Items from a dataset
....

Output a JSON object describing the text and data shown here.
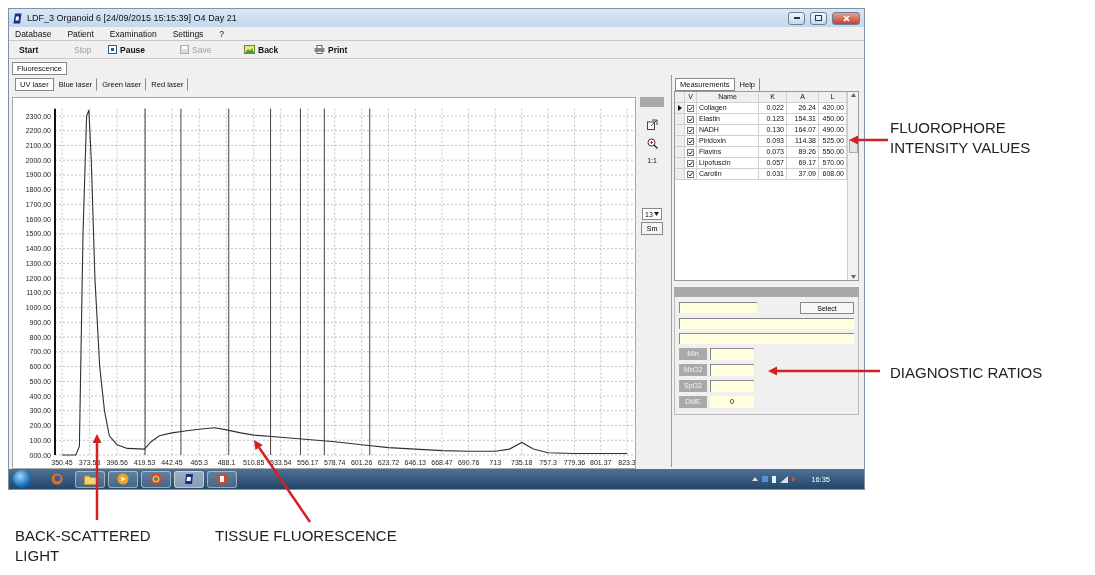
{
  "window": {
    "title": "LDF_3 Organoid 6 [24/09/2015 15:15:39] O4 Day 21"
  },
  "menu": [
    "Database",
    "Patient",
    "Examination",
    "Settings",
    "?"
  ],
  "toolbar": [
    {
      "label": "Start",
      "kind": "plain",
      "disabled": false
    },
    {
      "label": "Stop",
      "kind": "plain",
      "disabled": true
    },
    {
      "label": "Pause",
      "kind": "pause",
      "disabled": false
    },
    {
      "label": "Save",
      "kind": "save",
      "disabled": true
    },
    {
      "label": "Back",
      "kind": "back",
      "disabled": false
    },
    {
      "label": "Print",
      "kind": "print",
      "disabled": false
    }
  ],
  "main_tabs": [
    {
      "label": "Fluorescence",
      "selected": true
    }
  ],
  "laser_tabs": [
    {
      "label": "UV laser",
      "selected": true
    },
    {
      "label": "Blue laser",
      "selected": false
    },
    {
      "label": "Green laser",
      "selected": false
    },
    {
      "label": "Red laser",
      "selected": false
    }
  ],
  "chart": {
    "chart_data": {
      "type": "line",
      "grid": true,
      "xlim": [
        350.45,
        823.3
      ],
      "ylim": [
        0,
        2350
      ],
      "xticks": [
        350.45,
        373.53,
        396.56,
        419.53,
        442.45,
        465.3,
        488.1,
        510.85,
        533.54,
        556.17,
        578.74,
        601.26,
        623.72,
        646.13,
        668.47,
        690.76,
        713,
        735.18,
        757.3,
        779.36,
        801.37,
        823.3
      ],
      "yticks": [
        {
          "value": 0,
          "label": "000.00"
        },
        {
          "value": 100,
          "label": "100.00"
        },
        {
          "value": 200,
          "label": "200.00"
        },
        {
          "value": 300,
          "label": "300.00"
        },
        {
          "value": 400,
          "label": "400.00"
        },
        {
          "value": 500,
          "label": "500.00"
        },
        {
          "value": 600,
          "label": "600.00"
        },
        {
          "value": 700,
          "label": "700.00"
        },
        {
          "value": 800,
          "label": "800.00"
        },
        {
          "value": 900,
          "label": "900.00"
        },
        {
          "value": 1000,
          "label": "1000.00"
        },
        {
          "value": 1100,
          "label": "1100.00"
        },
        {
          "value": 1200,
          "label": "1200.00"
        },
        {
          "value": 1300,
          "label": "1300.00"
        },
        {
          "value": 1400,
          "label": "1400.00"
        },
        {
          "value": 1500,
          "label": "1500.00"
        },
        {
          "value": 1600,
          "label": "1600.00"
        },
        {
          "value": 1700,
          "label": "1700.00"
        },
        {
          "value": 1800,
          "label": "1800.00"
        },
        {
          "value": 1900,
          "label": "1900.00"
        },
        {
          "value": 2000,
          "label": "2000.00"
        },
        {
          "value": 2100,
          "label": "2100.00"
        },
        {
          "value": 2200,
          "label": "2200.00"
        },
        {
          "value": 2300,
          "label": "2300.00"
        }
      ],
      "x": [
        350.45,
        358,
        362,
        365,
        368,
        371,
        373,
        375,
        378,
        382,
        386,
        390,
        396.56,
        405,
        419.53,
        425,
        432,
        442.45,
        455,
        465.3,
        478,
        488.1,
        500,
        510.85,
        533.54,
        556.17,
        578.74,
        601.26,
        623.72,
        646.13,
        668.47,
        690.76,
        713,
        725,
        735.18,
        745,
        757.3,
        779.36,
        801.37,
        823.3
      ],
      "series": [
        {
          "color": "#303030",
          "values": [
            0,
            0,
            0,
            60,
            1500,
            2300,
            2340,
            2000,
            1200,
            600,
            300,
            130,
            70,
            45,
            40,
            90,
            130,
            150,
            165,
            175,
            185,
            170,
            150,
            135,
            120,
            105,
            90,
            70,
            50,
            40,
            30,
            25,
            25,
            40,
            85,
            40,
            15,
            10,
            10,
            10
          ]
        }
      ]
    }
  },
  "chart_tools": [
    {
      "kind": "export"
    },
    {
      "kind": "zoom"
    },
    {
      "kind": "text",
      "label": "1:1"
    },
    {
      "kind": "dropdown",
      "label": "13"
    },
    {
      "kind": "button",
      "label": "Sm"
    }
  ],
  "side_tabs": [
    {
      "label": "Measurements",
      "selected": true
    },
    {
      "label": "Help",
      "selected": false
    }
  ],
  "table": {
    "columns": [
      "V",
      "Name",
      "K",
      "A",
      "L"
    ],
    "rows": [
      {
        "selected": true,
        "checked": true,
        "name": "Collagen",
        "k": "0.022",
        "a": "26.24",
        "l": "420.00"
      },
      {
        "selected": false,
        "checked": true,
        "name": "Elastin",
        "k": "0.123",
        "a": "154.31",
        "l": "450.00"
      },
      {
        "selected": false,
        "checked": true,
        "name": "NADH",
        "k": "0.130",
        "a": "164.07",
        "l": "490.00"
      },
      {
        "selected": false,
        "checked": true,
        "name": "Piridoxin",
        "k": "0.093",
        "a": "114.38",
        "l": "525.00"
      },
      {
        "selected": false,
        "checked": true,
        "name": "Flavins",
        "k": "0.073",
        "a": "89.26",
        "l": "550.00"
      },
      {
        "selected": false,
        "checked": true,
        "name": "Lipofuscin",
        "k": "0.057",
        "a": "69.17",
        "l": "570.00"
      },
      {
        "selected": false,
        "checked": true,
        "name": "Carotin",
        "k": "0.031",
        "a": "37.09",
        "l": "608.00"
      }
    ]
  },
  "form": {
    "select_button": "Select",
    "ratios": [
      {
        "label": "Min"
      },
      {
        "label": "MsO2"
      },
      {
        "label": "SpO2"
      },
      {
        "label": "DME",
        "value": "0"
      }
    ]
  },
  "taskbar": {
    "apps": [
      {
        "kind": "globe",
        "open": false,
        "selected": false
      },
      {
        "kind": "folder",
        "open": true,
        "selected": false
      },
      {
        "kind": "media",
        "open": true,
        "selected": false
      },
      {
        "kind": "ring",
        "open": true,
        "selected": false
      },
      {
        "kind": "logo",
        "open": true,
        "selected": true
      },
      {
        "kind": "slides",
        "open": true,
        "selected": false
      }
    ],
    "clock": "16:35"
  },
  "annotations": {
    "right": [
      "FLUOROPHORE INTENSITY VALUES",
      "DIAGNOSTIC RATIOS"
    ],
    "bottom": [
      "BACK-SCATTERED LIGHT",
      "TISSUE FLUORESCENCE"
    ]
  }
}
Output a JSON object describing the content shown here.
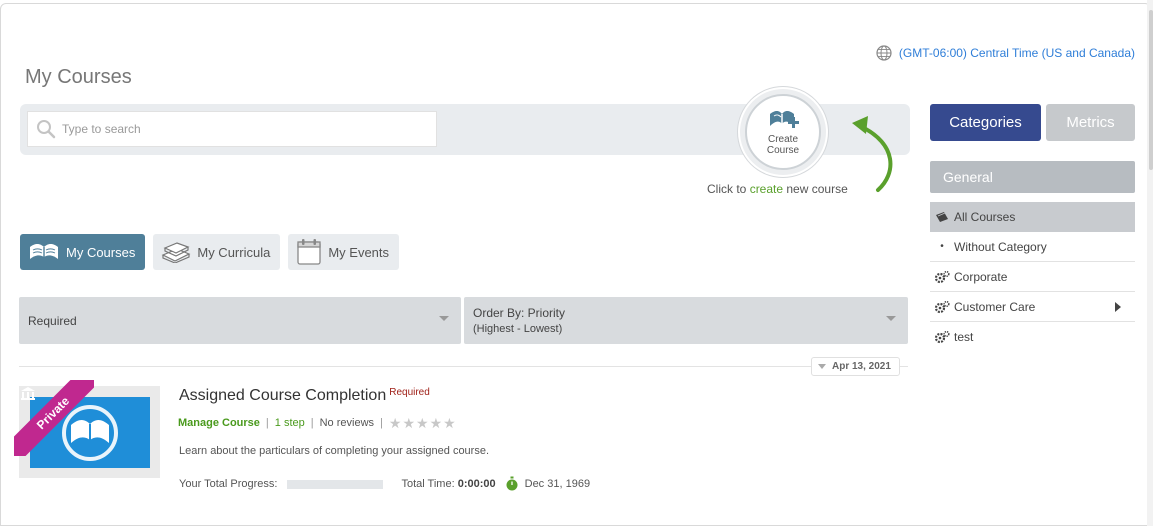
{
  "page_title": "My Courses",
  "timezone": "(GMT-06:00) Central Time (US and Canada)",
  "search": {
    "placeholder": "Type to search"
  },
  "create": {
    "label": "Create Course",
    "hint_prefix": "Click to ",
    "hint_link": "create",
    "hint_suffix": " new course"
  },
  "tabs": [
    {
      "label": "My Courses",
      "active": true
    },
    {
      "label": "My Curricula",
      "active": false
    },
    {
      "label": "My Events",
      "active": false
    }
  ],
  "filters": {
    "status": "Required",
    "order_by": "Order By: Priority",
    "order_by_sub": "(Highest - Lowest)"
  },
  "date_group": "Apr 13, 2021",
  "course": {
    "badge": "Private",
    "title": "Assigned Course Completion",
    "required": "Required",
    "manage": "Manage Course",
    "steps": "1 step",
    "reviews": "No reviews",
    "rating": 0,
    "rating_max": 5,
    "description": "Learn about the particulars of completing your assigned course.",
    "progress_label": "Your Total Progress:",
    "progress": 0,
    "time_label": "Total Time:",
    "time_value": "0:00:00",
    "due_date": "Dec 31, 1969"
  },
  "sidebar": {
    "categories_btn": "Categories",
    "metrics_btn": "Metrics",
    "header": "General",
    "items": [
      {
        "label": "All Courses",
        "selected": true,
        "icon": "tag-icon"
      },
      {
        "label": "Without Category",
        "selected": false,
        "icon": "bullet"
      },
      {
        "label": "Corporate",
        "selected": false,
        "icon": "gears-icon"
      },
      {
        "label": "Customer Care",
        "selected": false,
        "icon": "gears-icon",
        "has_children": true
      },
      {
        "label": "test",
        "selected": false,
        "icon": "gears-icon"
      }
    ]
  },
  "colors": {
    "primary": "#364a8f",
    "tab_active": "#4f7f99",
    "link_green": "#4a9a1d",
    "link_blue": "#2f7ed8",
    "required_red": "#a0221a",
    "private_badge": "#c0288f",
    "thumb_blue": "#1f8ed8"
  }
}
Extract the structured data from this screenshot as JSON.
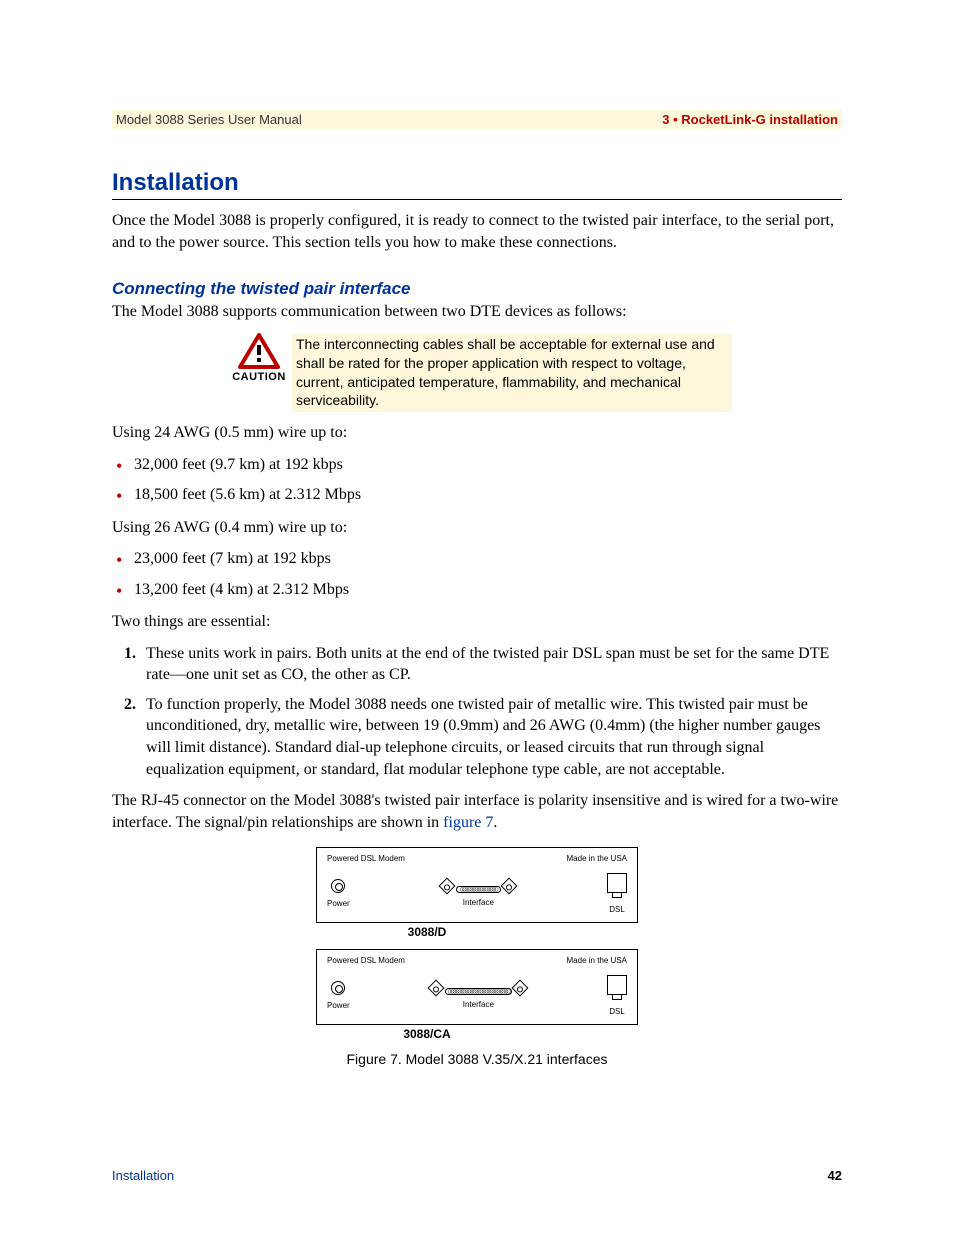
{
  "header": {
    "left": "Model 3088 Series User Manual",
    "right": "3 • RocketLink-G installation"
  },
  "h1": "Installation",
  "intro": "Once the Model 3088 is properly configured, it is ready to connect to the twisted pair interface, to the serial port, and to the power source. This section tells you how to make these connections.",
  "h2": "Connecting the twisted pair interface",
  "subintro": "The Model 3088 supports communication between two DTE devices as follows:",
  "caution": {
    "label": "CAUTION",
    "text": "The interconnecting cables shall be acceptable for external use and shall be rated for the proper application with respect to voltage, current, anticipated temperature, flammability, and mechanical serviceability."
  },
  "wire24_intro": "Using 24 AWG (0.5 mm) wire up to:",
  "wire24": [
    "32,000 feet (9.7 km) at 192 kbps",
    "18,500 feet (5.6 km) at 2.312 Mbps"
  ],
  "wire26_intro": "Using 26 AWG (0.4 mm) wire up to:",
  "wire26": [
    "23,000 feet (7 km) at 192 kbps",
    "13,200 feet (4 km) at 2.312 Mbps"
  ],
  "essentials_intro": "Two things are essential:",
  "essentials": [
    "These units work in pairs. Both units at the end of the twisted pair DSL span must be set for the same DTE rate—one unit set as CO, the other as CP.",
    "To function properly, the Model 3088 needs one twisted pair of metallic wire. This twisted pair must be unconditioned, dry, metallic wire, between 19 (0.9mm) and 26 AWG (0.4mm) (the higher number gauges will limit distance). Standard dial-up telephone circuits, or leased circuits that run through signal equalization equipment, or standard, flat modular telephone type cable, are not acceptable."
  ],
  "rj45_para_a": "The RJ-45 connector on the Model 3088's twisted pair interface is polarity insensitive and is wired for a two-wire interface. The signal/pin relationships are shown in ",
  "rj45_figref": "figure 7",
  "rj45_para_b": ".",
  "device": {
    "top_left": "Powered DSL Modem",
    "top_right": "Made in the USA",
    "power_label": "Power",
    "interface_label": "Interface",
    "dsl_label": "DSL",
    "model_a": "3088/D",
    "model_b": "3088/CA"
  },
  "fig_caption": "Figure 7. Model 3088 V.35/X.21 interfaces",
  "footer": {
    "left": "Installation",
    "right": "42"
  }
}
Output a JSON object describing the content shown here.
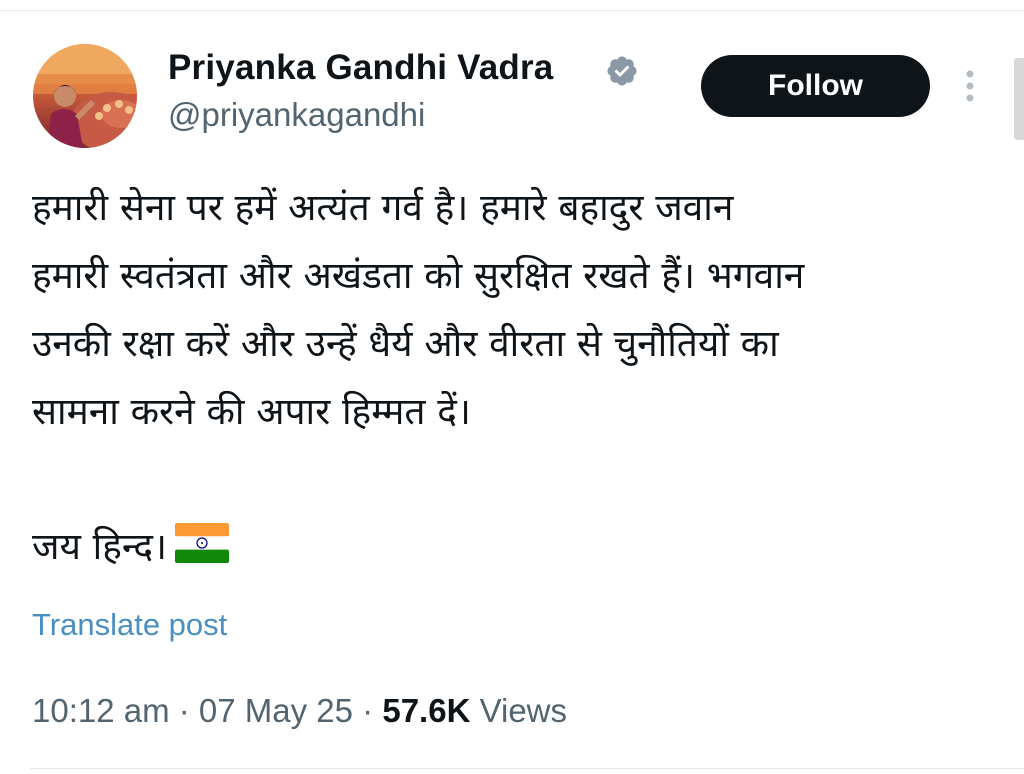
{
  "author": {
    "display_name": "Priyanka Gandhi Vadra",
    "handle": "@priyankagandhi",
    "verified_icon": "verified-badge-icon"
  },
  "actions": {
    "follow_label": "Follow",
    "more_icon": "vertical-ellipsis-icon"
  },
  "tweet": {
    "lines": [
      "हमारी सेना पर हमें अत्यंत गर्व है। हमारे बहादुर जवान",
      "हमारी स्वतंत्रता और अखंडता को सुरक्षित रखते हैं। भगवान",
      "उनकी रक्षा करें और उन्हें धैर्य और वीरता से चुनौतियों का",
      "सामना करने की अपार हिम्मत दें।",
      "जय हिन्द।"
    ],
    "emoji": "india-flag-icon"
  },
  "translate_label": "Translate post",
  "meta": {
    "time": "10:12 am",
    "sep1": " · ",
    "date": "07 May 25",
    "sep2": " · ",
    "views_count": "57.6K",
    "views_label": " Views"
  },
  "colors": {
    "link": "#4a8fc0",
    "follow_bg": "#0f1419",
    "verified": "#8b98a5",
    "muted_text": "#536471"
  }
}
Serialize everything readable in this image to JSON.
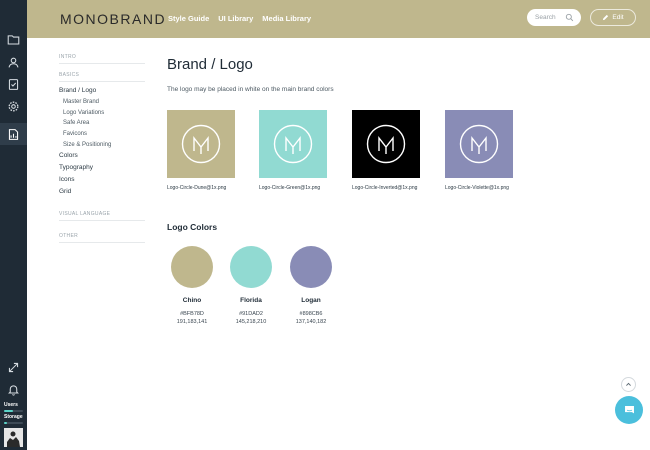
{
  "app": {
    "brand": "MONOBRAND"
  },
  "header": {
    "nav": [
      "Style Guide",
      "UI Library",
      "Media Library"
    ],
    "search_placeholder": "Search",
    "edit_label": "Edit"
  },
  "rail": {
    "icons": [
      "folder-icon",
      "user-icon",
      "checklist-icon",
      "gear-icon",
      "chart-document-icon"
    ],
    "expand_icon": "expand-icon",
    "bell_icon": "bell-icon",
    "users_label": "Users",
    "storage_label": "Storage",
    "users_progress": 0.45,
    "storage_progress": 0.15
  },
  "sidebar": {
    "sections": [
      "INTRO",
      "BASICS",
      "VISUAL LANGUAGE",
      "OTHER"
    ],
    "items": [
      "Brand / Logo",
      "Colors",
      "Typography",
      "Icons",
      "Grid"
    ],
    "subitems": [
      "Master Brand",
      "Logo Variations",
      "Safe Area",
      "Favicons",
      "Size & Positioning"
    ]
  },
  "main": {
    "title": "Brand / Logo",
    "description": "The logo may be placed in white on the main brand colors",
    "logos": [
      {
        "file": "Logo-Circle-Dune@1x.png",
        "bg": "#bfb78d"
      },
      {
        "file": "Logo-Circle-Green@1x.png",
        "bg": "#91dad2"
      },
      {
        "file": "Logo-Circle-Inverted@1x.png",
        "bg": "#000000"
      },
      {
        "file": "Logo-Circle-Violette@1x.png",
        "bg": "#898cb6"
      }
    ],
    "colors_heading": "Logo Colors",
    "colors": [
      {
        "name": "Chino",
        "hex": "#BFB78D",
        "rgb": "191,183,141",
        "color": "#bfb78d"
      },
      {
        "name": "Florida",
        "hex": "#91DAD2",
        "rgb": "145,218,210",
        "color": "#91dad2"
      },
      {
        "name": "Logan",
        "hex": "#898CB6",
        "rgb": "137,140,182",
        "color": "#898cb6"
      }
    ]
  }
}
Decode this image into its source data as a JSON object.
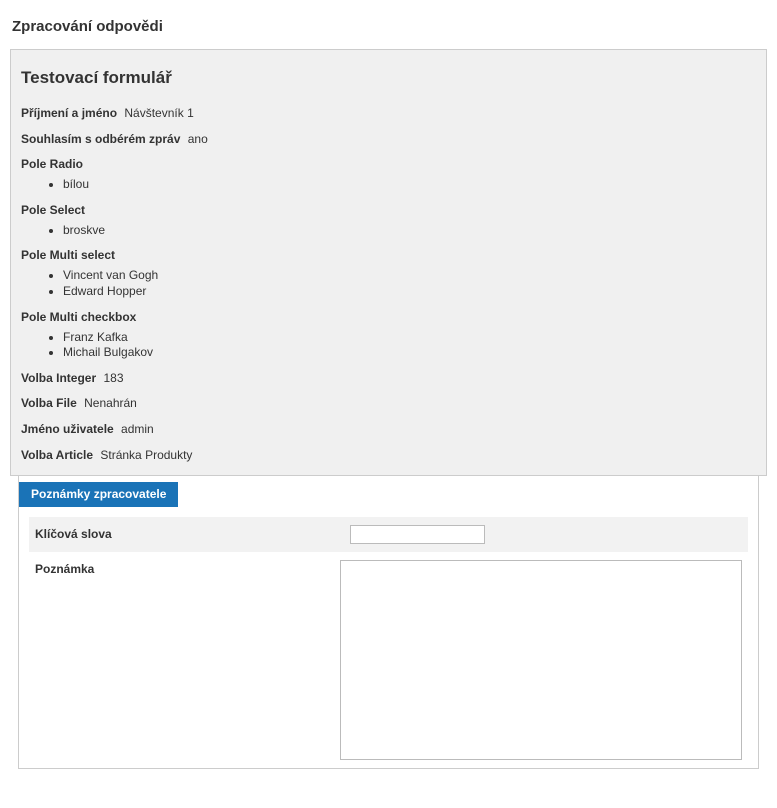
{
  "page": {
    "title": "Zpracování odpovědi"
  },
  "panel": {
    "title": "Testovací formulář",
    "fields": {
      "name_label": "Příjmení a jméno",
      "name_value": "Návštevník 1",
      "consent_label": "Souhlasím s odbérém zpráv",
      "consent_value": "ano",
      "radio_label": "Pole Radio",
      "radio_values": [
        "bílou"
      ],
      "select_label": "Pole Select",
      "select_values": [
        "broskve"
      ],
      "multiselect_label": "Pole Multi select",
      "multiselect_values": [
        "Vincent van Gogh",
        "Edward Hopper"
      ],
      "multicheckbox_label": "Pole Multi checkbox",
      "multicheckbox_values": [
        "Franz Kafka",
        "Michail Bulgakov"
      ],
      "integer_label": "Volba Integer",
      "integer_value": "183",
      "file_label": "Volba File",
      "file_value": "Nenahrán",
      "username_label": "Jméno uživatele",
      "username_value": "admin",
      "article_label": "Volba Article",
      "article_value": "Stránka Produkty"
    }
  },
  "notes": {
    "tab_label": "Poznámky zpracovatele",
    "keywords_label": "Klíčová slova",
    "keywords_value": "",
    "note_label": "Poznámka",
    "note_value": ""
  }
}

....

GIVEN TASK »
Where a line of the entries contains the word "Total", copy that line.

TASK OUTPUT »
    "progress_label": "Your Total Progress:",
    "time_label": "Total Time:",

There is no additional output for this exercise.